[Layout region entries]
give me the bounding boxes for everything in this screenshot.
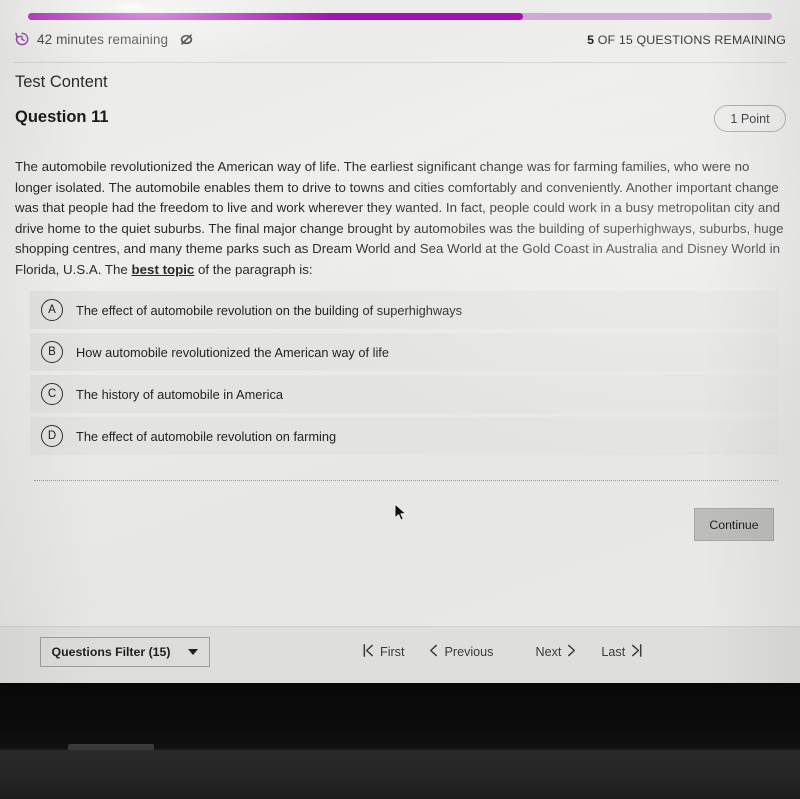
option-letter-a[interactable]: A <box>41 299 63 321</box>
browser-page: 42 minutes remaining 5 OF 15 QUESTIONS R… <box>0 0 800 683</box>
progress-bar-track <box>28 13 772 20</box>
pagination-controls: First Previous Next Last <box>362 643 643 661</box>
question-text-emphasis: best topic <box>131 261 195 277</box>
pager-last-label: Last <box>601 645 626 659</box>
option-letter-d[interactable]: D <box>41 425 63 447</box>
chevron-right-icon <box>566 643 577 661</box>
timer-group: 42 minutes remaining <box>14 31 194 47</box>
pager-next-button[interactable]: Next <box>535 643 577 661</box>
pager-last-button[interactable]: Last <box>601 643 643 661</box>
option-letter-c[interactable]: C <box>41 383 63 405</box>
mouse-cursor <box>394 503 408 523</box>
question-text: The automobile revolutionized the Americ… <box>15 157 787 281</box>
pager-next-label: Next <box>535 645 562 659</box>
hide-timer-icon[interactable] <box>179 32 194 47</box>
last-page-icon <box>630 643 643 661</box>
laptop-bezel: MacBook Pro <box>0 683 800 750</box>
point-badge: 1 Point <box>714 105 786 132</box>
option-label-b: How automobile revolutionized the Americ… <box>76 344 389 360</box>
question-text-part-1: The automobile revolutionized the Americ… <box>15 159 784 277</box>
option-row-a[interactable]: A The effect of automobile revolution on… <box>30 291 778 329</box>
continue-button[interactable]: Continue <box>694 508 774 541</box>
pager-first-label: First <box>380 645 405 659</box>
question-text-part-2: of the paragraph is: <box>194 261 313 277</box>
questions-remaining-suffix: OF 15 QUESTIONS REMAINING <box>594 33 786 47</box>
laptop-deck <box>0 750 800 799</box>
option-letter-b[interactable]: B <box>41 341 63 363</box>
header-divider <box>14 62 786 63</box>
test-status-row: 42 minutes remaining 5 OF 15 QUESTIONS R… <box>0 31 800 57</box>
content-divider <box>34 480 778 481</box>
screenshot-root: 42 minutes remaining 5 OF 15 QUESTIONS R… <box>0 0 800 799</box>
questions-filter-button[interactable]: Questions Filter (15) <box>40 637 210 667</box>
clock-icon <box>14 31 30 47</box>
option-row-c[interactable]: C The history of automobile in America <box>30 375 778 413</box>
breadcrumb: Test Content <box>15 73 108 91</box>
option-row-d[interactable]: D The effect of automobile revolution on… <box>30 417 778 455</box>
pager-previous-button[interactable]: Previous <box>428 643 493 661</box>
option-label-d: The effect of automobile revolution on f… <box>76 428 337 444</box>
questions-filter-label: Questions Filter (15) <box>51 645 171 659</box>
chevron-down-icon <box>188 649 199 655</box>
option-row-b[interactable]: B How automobile revolutionized the Amer… <box>30 333 778 371</box>
answer-options: A The effect of automobile revolution on… <box>30 291 778 459</box>
pager-first-button[interactable]: First <box>362 643 404 661</box>
pager-previous-label: Previous <box>444 645 494 659</box>
questions-remaining-label: 5 OF 15 QUESTIONS REMAINING <box>587 33 786 47</box>
first-page-icon <box>362 643 375 661</box>
timer-label: 42 minutes remaining <box>37 31 169 47</box>
option-label-c: The history of automobile in America <box>76 386 283 402</box>
chevron-left-icon <box>428 643 439 661</box>
option-label-a: The effect of automobile revolution on t… <box>76 302 463 318</box>
page-title: Question 11 <box>15 108 109 126</box>
screen-glare <box>110 0 150 14</box>
progress-bar-fill <box>28 13 523 20</box>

* EXERCISE PROMPT
Extract every line of all the entries above, reproducing each one without change, and leave the pictures out of your answer.

* EXPECTED ANSWER
give me the bounding boxes for everything in this screenshot.
option-letter-a[interactable]: A <box>41 299 63 321</box>
browser-page: 42 minutes remaining 5 OF 15 QUESTIONS R… <box>0 0 800 683</box>
progress-bar-track <box>28 13 772 20</box>
pagination-controls: First Previous Next Last <box>362 643 643 661</box>
question-text-emphasis: best topic <box>131 261 195 277</box>
pager-last-label: Last <box>601 645 626 659</box>
option-letter-d[interactable]: D <box>41 425 63 447</box>
chevron-right-icon <box>566 643 577 661</box>
timer-group: 42 minutes remaining <box>14 31 194 47</box>
pager-next-button[interactable]: Next <box>535 643 577 661</box>
pager-last-button[interactable]: Last <box>601 643 643 661</box>
option-letter-c[interactable]: C <box>41 383 63 405</box>
mouse-cursor <box>394 503 408 523</box>
question-text: The automobile revolutionized the Americ… <box>15 157 787 281</box>
pager-next-label: Next <box>535 645 562 659</box>
hide-timer-icon[interactable] <box>179 32 194 47</box>
last-page-icon <box>630 643 643 661</box>
laptop-bezel: MacBook Pro <box>0 683 800 750</box>
point-badge: 1 Point <box>714 105 786 132</box>
option-label-b: How automobile revolutionized the Americ… <box>76 344 389 360</box>
question-text-part-1: The automobile revolutionized the Americ… <box>15 159 784 277</box>
option-row-a[interactable]: A The effect of automobile revolution on… <box>30 291 778 329</box>
continue-button[interactable]: Continue <box>694 508 774 541</box>
pager-first-label: First <box>380 645 405 659</box>
question-text-part-2: of the paragraph is: <box>194 261 313 277</box>
questions-remaining-suffix: OF 15 QUESTIONS REMAINING <box>594 33 786 47</box>
laptop-deck <box>0 750 800 799</box>
option-letter-b[interactable]: B <box>41 341 63 363</box>
header-divider <box>14 62 786 63</box>
test-status-row: 42 minutes remaining 5 OF 15 QUESTIONS R… <box>0 31 800 57</box>
content-divider <box>34 480 778 481</box>
screenshot-root: 42 minutes remaining 5 OF 15 QUESTIONS R… <box>0 0 800 799</box>
questions-filter-button[interactable]: Questions Filter (15) <box>40 637 210 667</box>
clock-icon <box>14 31 30 47</box>
option-row-c[interactable]: C The history of automobile in America <box>30 375 778 413</box>
breadcrumb: Test Content <box>15 73 108 91</box>
option-row-d[interactable]: D The effect of automobile revolution on… <box>30 417 778 455</box>
pager-previous-button[interactable]: Previous <box>428 643 493 661</box>
option-label-d: The effect of automobile revolution on f… <box>76 428 337 444</box>
questions-filter-label: Questions Filter (15) <box>51 645 171 659</box>
chevron-down-icon <box>188 649 199 655</box>
option-row-b[interactable]: B How automobile revolutionized the Amer… <box>30 333 778 371</box>
answer-options: A The effect of automobile revolution on… <box>30 291 778 459</box>
pager-first-button[interactable]: First <box>362 643 404 661</box>
pager-previous-label: Previous <box>444 645 494 659</box>
questions-remaining-label: 5 OF 15 QUESTIONS REMAINING <box>587 33 786 47</box>
first-page-icon <box>362 643 375 661</box>
timer-label: 42 minutes remaining <box>37 31 169 47</box>
option-label-c: The history of automobile in America <box>76 386 283 402</box>
chevron-left-icon <box>428 643 439 661</box>
option-label-a: The effect of automobile revolution on t… <box>76 302 463 318</box>
page-title: Question 11 <box>15 108 109 126</box>
screen-glare <box>110 0 150 14</box>
progress-bar-fill <box>28 13 523 20</box>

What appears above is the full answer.